Work to be completed:
Find all the lines with "taxes" and gather them.

Begin Stored rows

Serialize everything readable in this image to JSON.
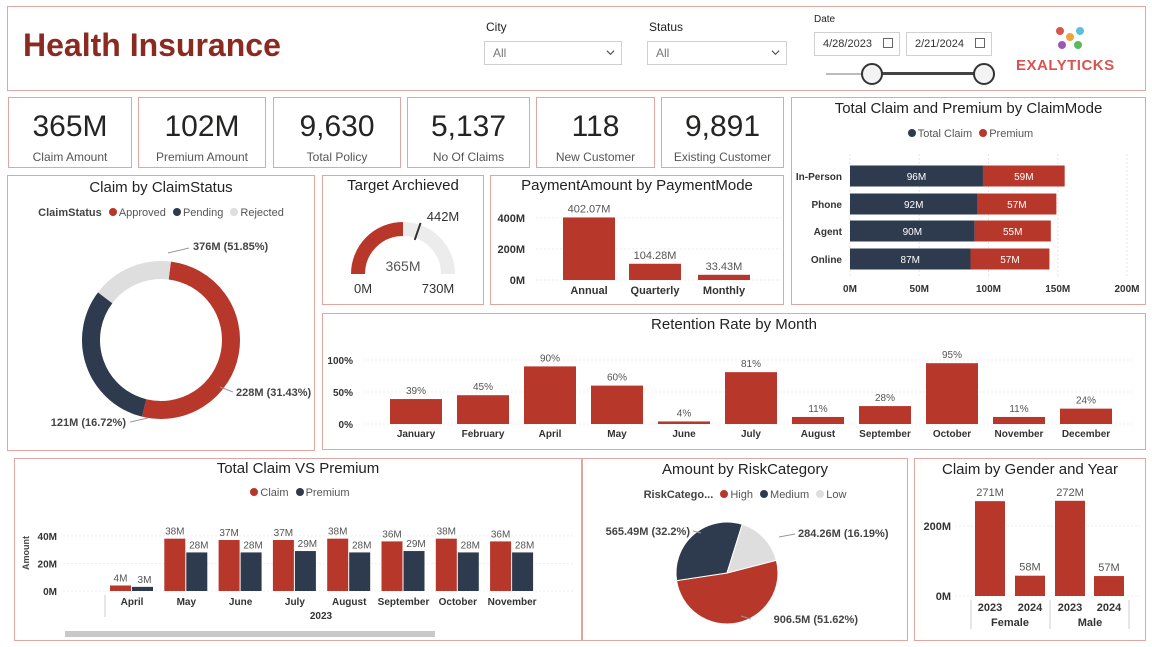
{
  "header": {
    "title": "Health Insurance",
    "brand": "EXALYTICKS",
    "filters": {
      "city_label": "City",
      "city_value": "All",
      "status_label": "Status",
      "status_value": "All",
      "date_label": "Date",
      "date_start": "4/28/2023",
      "date_end": "2/21/2024"
    }
  },
  "kpis": [
    {
      "value": "365M",
      "label": "Claim Amount"
    },
    {
      "value": "102M",
      "label": "Premium Amount"
    },
    {
      "value": "9,630",
      "label": "Total Policy"
    },
    {
      "value": "5,137",
      "label": "No Of Claims"
    },
    {
      "value": "118",
      "label": "New Customer"
    },
    {
      "value": "9,891",
      "label": "Existing Customer"
    }
  ],
  "colors": {
    "red": "#b8372b",
    "navy": "#2e3b4e",
    "gray": "#dedede",
    "border": "#e2a6a1"
  },
  "chart_data": [
    {
      "id": "claim_status",
      "type": "pie",
      "title": "Claim by ClaimStatus",
      "legend_title": "ClaimStatus",
      "categories": [
        "Approved",
        "Pending",
        "Rejected"
      ],
      "values": [
        376,
        228,
        121
      ],
      "labels": [
        "376M (51.85%)",
        "228M (31.43%)",
        "121M (16.72%)"
      ],
      "donut": true
    },
    {
      "id": "target",
      "type": "gauge",
      "title": "Target Archieved",
      "value": 365,
      "target": 442,
      "min": 0,
      "max": 730,
      "value_label": "365M",
      "target_label": "442M",
      "min_label": "0M",
      "max_label": "730M"
    },
    {
      "id": "payment_mode",
      "type": "bar",
      "title": "PaymentAmount by PaymentMode",
      "categories": [
        "Annual",
        "Quarterly",
        "Monthly"
      ],
      "values": [
        402.07,
        104.28,
        33.43
      ],
      "data_labels": [
        "402.07M",
        "104.28M",
        "33.43M"
      ],
      "yticks": [
        "0M",
        "200M",
        "400M"
      ],
      "ylim": [
        0,
        450
      ]
    },
    {
      "id": "claim_mode",
      "type": "bar",
      "orientation": "horizontal-stacked",
      "title": "Total Claim and Premium by ClaimMode",
      "categories": [
        "In-Person",
        "Phone",
        "Agent",
        "Online"
      ],
      "series": [
        {
          "name": "Total Claim",
          "values": [
            96,
            92,
            90,
            87
          ],
          "labels": [
            "96M",
            "92M",
            "90M",
            "87M"
          ]
        },
        {
          "name": "Premium",
          "values": [
            59,
            57,
            55,
            57
          ],
          "labels": [
            "59M",
            "57M",
            "55M",
            "57M"
          ]
        }
      ],
      "xticks": [
        "0M",
        "50M",
        "100M",
        "150M",
        "200M"
      ],
      "xlim": [
        0,
        200
      ]
    },
    {
      "id": "retention",
      "type": "bar",
      "title": "Retention Rate by Month",
      "categories": [
        "January",
        "February",
        "April",
        "May",
        "June",
        "July",
        "August",
        "September",
        "October",
        "November",
        "December"
      ],
      "values": [
        39,
        45,
        90,
        60,
        4,
        81,
        11,
        28,
        95,
        11,
        24
      ],
      "data_labels": [
        "39%",
        "45%",
        "90%",
        "60%",
        "4%",
        "81%",
        "11%",
        "28%",
        "95%",
        "11%",
        "24%"
      ],
      "yticks": [
        "0%",
        "50%",
        "100%"
      ],
      "ylim": [
        0,
        100
      ]
    },
    {
      "id": "claim_vs_premium",
      "type": "bar",
      "title": "Total Claim VS Premium",
      "categories": [
        "April",
        "May",
        "June",
        "July",
        "August",
        "September",
        "October",
        "November"
      ],
      "series": [
        {
          "name": "Claim",
          "values": [
            4,
            38,
            37,
            37,
            38,
            36,
            38,
            36
          ],
          "labels": [
            "4M",
            "38M",
            "37M",
            "37M",
            "38M",
            "36M",
            "38M",
            "36M"
          ]
        },
        {
          "name": "Premium",
          "values": [
            3,
            28,
            28,
            29,
            28,
            29,
            28,
            28
          ],
          "labels": [
            "3M",
            "28M",
            "28M",
            "29M",
            "28M",
            "29M",
            "28M",
            "28M"
          ]
        }
      ],
      "xlabel": "2023",
      "ylabel": "Amount",
      "yticks": [
        "0M",
        "20M",
        "40M"
      ],
      "ylim": [
        0,
        45
      ]
    },
    {
      "id": "risk",
      "type": "pie",
      "title": "Amount by RiskCategory",
      "legend_title": "RiskCatego...",
      "categories": [
        "High",
        "Medium",
        "Low"
      ],
      "values": [
        906.5,
        565.49,
        284.26
      ],
      "labels": [
        "906.5M (51.62%)",
        "565.49M (32.2%)",
        "284.26M (16.19%)"
      ]
    },
    {
      "id": "gender_year",
      "type": "bar",
      "title": "Claim by Gender and Year",
      "categories": [
        "2023",
        "2024",
        "2023",
        "2024"
      ],
      "groups": [
        "Female",
        "Male"
      ],
      "values": [
        271,
        58,
        272,
        57
      ],
      "data_labels": [
        "271M",
        "58M",
        "272M",
        "57M"
      ],
      "yticks": [
        "0M",
        "200M"
      ],
      "ylim": [
        0,
        300
      ]
    }
  ]
}
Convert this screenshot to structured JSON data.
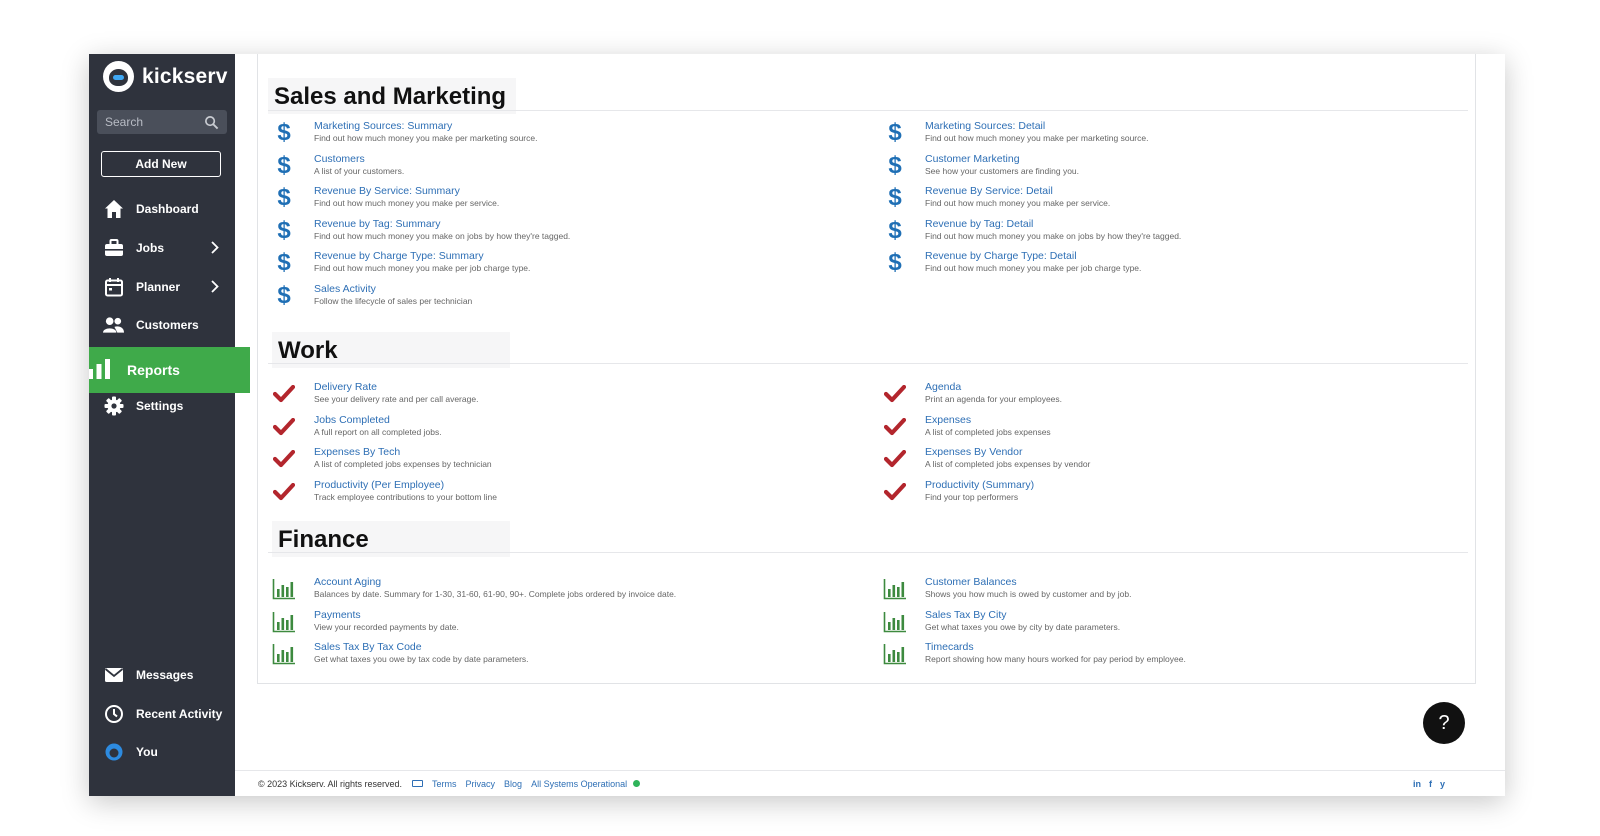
{
  "brand": {
    "name": "kickserv"
  },
  "search": {
    "placeholder": "Search"
  },
  "sidebar": {
    "add_new": "Add New",
    "items": [
      {
        "label": "Dashboard"
      },
      {
        "label": "Jobs"
      },
      {
        "label": "Planner"
      },
      {
        "label": "Customers"
      },
      {
        "label": "Reports"
      },
      {
        "label": "Settings"
      },
      {
        "label": "Messages"
      },
      {
        "label": "Recent Activity"
      },
      {
        "label": "You"
      }
    ]
  },
  "sections": {
    "sales": {
      "heading": "Sales and Marketing",
      "left": [
        {
          "title": "Marketing Sources: Summary",
          "desc": "Find out how much money you make per marketing source."
        },
        {
          "title": "Customers",
          "desc": "A list of your customers."
        },
        {
          "title": "Revenue By Service: Summary",
          "desc": "Find out how much money you make per service."
        },
        {
          "title": "Revenue by Tag: Summary",
          "desc": "Find out how much money you make on jobs by how they're tagged."
        },
        {
          "title": "Revenue by Charge Type: Summary",
          "desc": "Find out how much money you make per job charge type."
        },
        {
          "title": "Sales Activity",
          "desc": "Follow the lifecycle of sales per technician"
        }
      ],
      "right": [
        {
          "title": "Marketing Sources: Detail",
          "desc": "Find out how much money you make per marketing source."
        },
        {
          "title": "Customer Marketing",
          "desc": "See how your customers are finding you."
        },
        {
          "title": "Revenue By Service: Detail",
          "desc": "Find out how much money you make per service."
        },
        {
          "title": "Revenue by Tag: Detail",
          "desc": "Find out how much money you make on jobs by how they're tagged."
        },
        {
          "title": "Revenue by Charge Type: Detail",
          "desc": "Find out how much money you make per job charge type."
        }
      ]
    },
    "work": {
      "heading": "Work",
      "left": [
        {
          "title": "Delivery Rate",
          "desc": "See your delivery rate and per call average."
        },
        {
          "title": "Jobs Completed",
          "desc": "A full report on all completed jobs."
        },
        {
          "title": "Expenses By Tech",
          "desc": "A list of completed jobs expenses by technician"
        },
        {
          "title": "Productivity (Per Employee)",
          "desc": "Track employee contributions to your bottom line"
        }
      ],
      "right": [
        {
          "title": "Agenda",
          "desc": "Print an agenda for your employees."
        },
        {
          "title": "Expenses",
          "desc": "A list of completed jobs expenses"
        },
        {
          "title": "Expenses By Vendor",
          "desc": "A list of completed jobs expenses by vendor"
        },
        {
          "title": "Productivity (Summary)",
          "desc": "Find your top performers"
        }
      ]
    },
    "finance": {
      "heading": "Finance",
      "left": [
        {
          "title": "Account Aging",
          "desc": "Balances by date. Summary for 1-30, 31-60, 61-90, 90+. Complete jobs ordered by invoice date."
        },
        {
          "title": "Payments",
          "desc": "View your recorded payments by date."
        },
        {
          "title": "Sales Tax By Tax Code",
          "desc": "Get what taxes you owe by tax code by date parameters."
        }
      ],
      "right": [
        {
          "title": "Customer Balances",
          "desc": "Shows you how much is owed by customer and by job."
        },
        {
          "title": "Sales Tax By City",
          "desc": "Get what taxes you owe by city by date parameters."
        },
        {
          "title": "Timecards",
          "desc": "Report showing how many hours worked for pay period by employee."
        }
      ]
    }
  },
  "footer": {
    "copyright": "© 2023 Kickserv. All rights reserved.",
    "terms": "Terms",
    "privacy": "Privacy",
    "blog": "Blog",
    "status": "All Systems Operational",
    "social": [
      "in",
      "f",
      "y"
    ]
  },
  "help": {
    "label": "?"
  },
  "colors": {
    "sidebar": "#2f333d",
    "active": "#3faa4a",
    "link": "#2e6fb5",
    "check": "#b3262d",
    "dollar": "#1f6fb5",
    "chart": "#3d8a3f"
  }
}
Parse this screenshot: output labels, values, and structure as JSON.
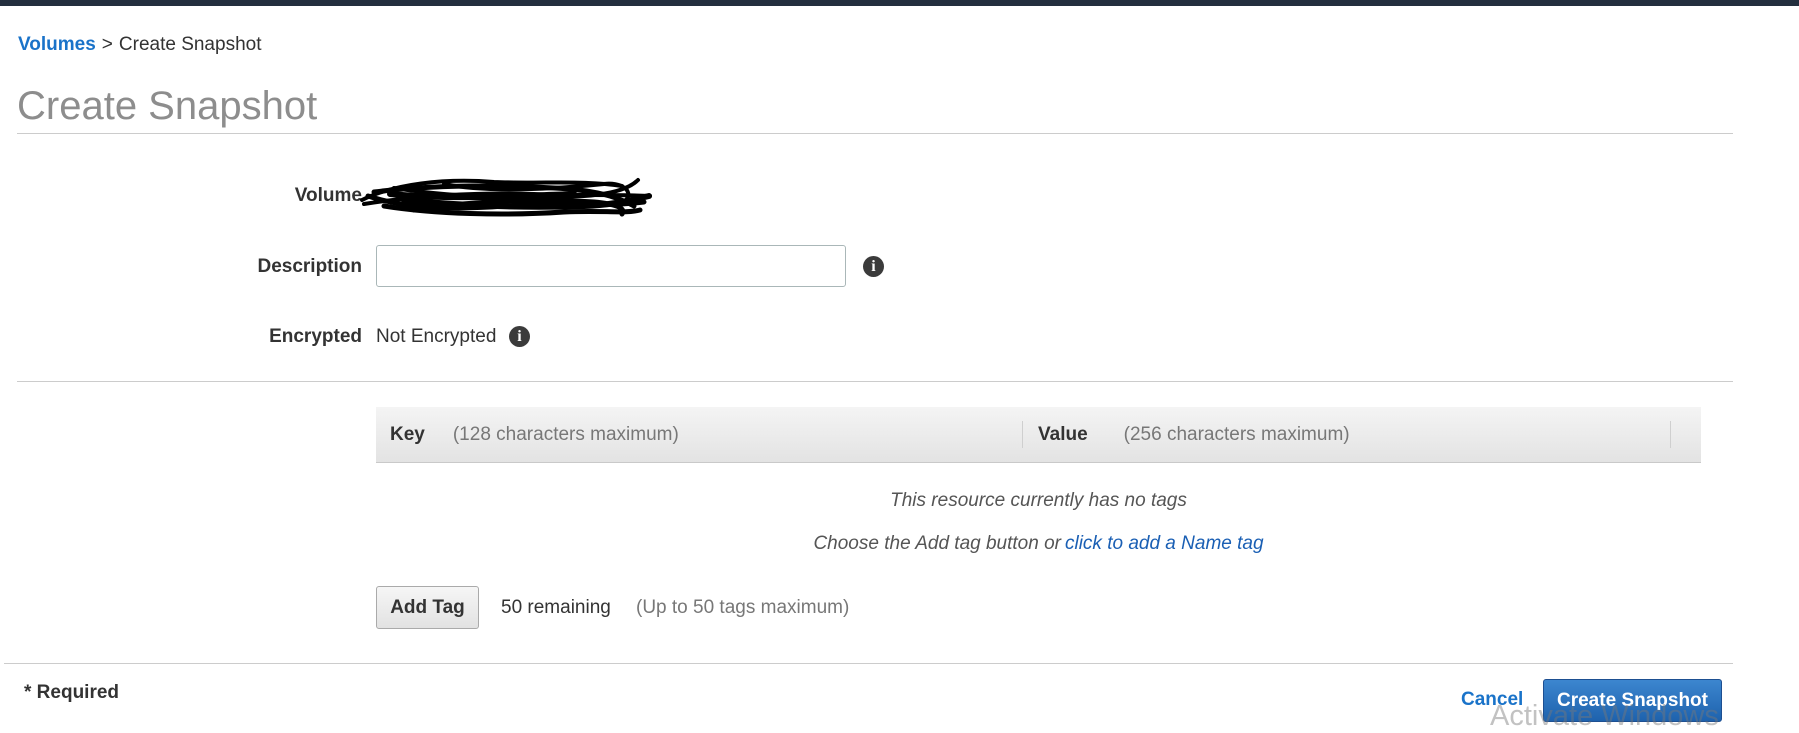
{
  "breadcrumb": {
    "parent": "Volumes",
    "separator": ">",
    "current": "Create Snapshot"
  },
  "page_title": "Create Snapshot",
  "form": {
    "volume_label": "Volume",
    "description_label": "Description",
    "description_value": "",
    "encrypted_label": "Encrypted",
    "encrypted_value": "Not Encrypted"
  },
  "tags": {
    "key_header": "Key",
    "key_hint": "(128 characters maximum)",
    "value_header": "Value",
    "value_hint": "(256 characters maximum)",
    "empty_message": "This resource currently has no tags",
    "choose_text": "Choose the Add tag button or",
    "name_tag_link": "click to add a Name tag",
    "add_tag_label": "Add Tag",
    "remaining": "50 remaining",
    "limit": "(Up to 50 tags maximum)"
  },
  "footer": {
    "required_note": "* Required",
    "cancel_label": "Cancel",
    "create_label": "Create Snapshot"
  },
  "icons": {
    "info": "info-icon"
  },
  "watermark": "Activate Windows",
  "colors": {
    "link": "#1a73c9",
    "primary_button": "#1e62ad",
    "top_bar": "#232f3e"
  }
}
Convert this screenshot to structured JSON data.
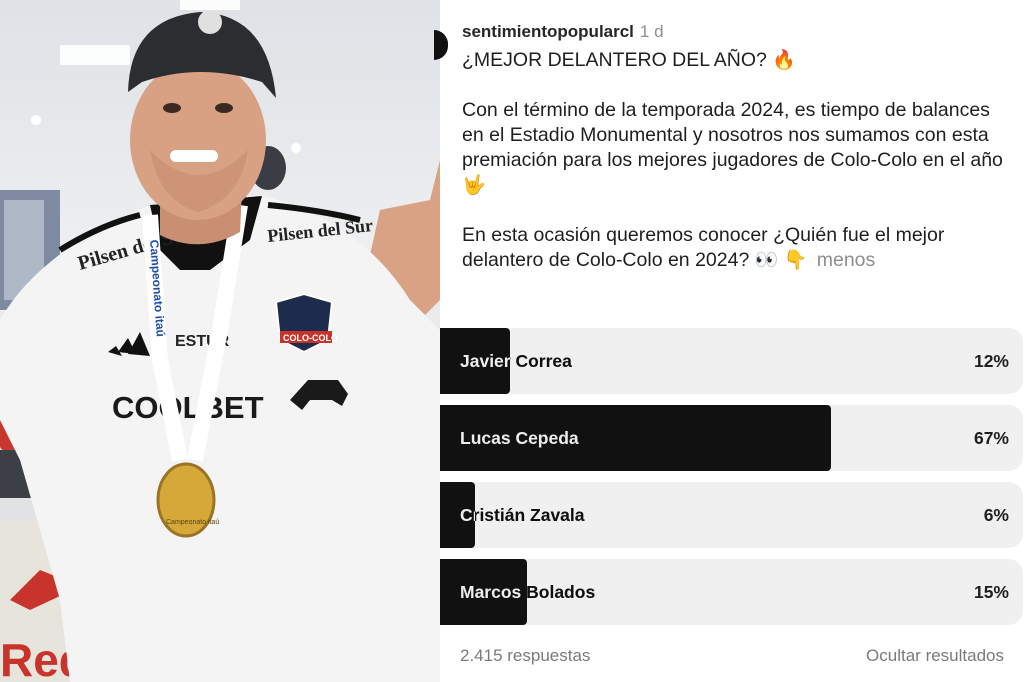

End Stored rows

Answer to this exercise:
          "desc": "Get what taxes you owe by tax code by date parameters."
          "desc": "Get what taxes you owe by city by date parameters."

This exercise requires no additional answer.